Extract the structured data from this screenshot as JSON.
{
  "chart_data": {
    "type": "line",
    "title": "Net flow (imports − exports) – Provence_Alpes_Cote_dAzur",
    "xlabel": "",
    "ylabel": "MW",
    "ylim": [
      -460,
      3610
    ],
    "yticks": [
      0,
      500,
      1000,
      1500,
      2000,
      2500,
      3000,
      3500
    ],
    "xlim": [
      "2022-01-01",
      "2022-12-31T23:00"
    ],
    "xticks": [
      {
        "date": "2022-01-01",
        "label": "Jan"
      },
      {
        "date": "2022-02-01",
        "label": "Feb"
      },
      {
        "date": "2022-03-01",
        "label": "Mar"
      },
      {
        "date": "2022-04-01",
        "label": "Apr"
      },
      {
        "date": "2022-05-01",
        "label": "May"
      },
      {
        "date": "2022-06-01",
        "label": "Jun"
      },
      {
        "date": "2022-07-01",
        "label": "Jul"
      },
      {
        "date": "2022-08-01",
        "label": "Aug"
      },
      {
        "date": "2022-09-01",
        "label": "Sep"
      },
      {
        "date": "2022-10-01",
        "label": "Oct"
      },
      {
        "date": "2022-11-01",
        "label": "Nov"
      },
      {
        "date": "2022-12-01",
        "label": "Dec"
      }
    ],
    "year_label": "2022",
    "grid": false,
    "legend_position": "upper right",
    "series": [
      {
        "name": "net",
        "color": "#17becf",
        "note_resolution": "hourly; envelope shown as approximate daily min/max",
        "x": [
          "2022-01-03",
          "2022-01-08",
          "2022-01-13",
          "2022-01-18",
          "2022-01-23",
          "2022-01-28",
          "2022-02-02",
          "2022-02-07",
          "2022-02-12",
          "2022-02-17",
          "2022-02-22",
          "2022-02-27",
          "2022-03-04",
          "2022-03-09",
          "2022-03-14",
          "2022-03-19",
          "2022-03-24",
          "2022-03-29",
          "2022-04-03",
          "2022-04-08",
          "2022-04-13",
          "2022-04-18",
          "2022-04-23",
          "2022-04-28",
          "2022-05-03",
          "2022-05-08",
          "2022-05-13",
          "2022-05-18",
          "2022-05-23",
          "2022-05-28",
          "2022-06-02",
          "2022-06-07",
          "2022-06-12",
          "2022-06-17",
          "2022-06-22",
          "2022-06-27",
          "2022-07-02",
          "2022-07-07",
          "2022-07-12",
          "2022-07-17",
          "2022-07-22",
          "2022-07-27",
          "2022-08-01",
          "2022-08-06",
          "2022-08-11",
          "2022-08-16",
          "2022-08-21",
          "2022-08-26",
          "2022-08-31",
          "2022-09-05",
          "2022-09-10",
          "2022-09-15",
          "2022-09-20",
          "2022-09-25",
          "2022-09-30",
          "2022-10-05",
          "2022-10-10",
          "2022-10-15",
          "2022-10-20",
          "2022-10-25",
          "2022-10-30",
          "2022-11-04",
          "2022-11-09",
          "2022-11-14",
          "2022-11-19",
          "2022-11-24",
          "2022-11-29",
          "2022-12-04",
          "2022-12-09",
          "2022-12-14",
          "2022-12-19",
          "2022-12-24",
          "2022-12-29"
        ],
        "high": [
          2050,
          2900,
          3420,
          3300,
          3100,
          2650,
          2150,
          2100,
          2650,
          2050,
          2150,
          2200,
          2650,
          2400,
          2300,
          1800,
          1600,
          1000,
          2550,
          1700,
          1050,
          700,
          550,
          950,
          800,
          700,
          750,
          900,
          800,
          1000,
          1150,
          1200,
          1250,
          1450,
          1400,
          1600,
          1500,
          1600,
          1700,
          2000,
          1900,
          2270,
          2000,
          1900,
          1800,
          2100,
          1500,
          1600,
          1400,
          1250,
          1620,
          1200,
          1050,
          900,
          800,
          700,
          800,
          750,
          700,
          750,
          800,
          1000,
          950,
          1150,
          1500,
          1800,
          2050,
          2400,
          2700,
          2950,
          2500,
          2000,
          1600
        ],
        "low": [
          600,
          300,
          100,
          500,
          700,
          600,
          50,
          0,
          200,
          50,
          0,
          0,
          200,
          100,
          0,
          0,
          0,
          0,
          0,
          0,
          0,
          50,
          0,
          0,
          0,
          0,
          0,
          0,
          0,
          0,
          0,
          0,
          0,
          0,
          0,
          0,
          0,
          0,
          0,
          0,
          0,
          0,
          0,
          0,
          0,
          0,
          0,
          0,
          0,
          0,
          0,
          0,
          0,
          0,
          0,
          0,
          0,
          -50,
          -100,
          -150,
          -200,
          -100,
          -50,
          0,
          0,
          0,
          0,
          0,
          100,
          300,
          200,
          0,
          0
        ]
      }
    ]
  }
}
◆ ◆ ◆
WORK TO BE COMPLETED: Pick out every line above that holds the word "date" and copy it.

THE ANSWER:
        "date": "2022-01-01",
        "date": "2022-02-01",
        "date": "2022-03-01",
        "date": "2022-04-01",
        "date": "2022-05-01",
        "date": "2022-06-01",
        "date": "2022-07-01",
        "date": "2022-08-01",
        "date": "2022-09-01",
        "date": "2022-10-01",
        "date": "2022-11-01",
        "date": "2022-12-01",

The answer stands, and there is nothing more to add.